**Records to process:**
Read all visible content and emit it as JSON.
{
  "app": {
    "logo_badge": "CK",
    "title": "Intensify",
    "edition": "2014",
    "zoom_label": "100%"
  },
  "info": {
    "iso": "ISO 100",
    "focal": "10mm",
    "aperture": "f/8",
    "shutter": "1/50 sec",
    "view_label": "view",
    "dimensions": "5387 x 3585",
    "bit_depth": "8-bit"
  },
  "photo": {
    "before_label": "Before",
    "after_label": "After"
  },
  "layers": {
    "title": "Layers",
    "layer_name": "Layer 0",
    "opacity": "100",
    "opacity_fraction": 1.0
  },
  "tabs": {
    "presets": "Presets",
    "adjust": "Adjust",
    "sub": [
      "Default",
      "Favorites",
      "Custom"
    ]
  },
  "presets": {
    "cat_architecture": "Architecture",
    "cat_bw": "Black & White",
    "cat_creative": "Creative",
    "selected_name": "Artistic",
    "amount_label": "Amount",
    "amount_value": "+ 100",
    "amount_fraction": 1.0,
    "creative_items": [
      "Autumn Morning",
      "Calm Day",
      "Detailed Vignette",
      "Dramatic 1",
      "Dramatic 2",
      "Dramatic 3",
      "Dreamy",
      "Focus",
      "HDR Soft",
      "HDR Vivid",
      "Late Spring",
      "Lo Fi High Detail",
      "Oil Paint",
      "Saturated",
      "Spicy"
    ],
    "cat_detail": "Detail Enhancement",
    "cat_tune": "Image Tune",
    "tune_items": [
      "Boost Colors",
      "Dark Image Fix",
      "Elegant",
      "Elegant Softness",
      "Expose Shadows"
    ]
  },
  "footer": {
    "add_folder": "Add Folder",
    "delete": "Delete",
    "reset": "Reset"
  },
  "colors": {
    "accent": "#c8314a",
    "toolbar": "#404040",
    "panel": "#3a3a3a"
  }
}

**Stated problem:** Print every record above exactly as written.

**Solution for this task:**
Read all visible content and emit it as JSON.
{
  "app": {
    "logo_badge": "CK",
    "title": "Intensify",
    "edition": "2014",
    "zoom_label": "100%"
  },
  "info": {
    "iso": "ISO 100",
    "focal": "10mm",
    "aperture": "f/8",
    "shutter": "1/50 sec",
    "view_label": "view",
    "dimensions": "5387 x 3585",
    "bit_depth": "8-bit"
  },
  "photo": {
    "before_label": "Before",
    "after_label": "After"
  },
  "layers": {
    "title": "Layers",
    "layer_name": "Layer 0",
    "opacity": "100",
    "opacity_fraction": 1.0
  },
  "tabs": {
    "presets": "Presets",
    "adjust": "Adjust",
    "sub": [
      "Default",
      "Favorites",
      "Custom"
    ]
  },
  "presets": {
    "cat_architecture": "Architecture",
    "cat_bw": "Black & White",
    "cat_creative": "Creative",
    "selected_name": "Artistic",
    "amount_label": "Amount",
    "amount_value": "+ 100",
    "amount_fraction": 1.0,
    "creative_items": [
      "Autumn Morning",
      "Calm Day",
      "Detailed Vignette",
      "Dramatic 1",
      "Dramatic 2",
      "Dramatic 3",
      "Dreamy",
      "Focus",
      "HDR Soft",
      "HDR Vivid",
      "Late Spring",
      "Lo Fi High Detail",
      "Oil Paint",
      "Saturated",
      "Spicy"
    ],
    "cat_detail": "Detail Enhancement",
    "cat_tune": "Image Tune",
    "tune_items": [
      "Boost Colors",
      "Dark Image Fix",
      "Elegant",
      "Elegant Softness",
      "Expose Shadows"
    ]
  },
  "footer": {
    "add_folder": "Add Folder",
    "delete": "Delete",
    "reset": "Reset"
  },
  "colors": {
    "accent": "#c8314a",
    "toolbar": "#404040",
    "panel": "#3a3a3a"
  }
}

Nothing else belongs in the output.